WHAT YOU ARE ASKED TO DO =
Check every line below for the word "leads" and show those that hold it.

Data entries:
--------------------------------------------------

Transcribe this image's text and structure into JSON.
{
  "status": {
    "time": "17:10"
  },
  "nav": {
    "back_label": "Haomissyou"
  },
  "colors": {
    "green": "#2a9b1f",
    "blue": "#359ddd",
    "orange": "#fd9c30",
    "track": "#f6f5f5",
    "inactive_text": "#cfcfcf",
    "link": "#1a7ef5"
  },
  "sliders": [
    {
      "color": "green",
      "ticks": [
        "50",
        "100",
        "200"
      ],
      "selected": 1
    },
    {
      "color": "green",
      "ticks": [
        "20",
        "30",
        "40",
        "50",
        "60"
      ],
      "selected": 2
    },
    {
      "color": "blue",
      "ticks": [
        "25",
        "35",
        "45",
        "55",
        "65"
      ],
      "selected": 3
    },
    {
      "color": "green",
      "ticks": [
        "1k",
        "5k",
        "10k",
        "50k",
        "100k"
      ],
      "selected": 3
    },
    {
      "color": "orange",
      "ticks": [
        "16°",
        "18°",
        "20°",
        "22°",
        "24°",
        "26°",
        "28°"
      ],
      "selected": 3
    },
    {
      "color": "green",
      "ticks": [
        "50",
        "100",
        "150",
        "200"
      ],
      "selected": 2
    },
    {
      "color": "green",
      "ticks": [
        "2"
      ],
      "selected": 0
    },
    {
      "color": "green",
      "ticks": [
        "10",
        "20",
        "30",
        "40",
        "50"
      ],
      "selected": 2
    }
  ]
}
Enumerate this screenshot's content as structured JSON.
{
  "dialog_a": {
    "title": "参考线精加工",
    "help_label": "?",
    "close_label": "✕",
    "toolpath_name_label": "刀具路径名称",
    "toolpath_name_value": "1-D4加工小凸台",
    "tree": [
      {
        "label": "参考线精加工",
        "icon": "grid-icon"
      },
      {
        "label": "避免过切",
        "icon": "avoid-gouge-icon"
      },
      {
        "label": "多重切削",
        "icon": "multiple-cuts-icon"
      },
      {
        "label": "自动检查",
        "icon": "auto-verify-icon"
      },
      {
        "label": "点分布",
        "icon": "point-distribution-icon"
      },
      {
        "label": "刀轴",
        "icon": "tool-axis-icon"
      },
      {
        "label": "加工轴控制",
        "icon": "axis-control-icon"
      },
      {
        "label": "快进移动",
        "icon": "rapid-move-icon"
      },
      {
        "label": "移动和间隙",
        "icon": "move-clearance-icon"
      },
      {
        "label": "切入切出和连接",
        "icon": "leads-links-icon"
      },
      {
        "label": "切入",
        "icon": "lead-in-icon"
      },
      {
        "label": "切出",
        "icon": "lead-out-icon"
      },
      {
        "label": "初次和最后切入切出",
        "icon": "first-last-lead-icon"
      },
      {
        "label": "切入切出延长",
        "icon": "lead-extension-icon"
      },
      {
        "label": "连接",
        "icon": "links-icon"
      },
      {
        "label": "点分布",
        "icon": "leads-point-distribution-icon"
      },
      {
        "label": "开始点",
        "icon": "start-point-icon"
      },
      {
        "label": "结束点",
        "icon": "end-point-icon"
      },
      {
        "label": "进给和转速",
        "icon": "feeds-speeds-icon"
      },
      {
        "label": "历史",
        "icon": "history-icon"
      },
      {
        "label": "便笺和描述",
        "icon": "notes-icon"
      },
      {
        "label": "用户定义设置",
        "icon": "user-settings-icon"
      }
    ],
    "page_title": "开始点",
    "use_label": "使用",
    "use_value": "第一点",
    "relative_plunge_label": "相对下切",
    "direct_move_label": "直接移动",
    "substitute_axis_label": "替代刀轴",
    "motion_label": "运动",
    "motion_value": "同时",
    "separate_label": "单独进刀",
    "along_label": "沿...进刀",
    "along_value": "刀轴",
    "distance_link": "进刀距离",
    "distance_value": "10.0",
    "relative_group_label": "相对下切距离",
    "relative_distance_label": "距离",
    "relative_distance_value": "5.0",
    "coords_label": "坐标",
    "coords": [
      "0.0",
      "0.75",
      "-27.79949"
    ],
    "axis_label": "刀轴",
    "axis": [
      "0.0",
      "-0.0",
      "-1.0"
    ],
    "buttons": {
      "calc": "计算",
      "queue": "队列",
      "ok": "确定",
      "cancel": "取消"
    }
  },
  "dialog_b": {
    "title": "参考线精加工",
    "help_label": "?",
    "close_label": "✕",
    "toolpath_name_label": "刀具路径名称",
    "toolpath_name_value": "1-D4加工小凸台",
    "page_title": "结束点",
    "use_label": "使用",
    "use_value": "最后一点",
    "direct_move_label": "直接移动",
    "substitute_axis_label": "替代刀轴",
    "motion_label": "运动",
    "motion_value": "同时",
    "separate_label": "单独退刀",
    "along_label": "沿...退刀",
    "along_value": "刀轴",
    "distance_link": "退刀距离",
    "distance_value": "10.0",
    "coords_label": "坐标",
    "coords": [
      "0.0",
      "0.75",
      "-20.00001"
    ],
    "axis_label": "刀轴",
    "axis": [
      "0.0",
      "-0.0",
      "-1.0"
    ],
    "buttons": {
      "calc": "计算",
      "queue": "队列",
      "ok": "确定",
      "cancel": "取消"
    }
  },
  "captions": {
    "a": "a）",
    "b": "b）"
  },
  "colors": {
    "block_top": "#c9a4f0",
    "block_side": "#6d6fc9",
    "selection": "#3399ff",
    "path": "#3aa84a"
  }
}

--------------------------------------------------

WORKED SOLUTION =
        "icon": "leads-links-icon"
        "icon": "leads-point-distribution-icon"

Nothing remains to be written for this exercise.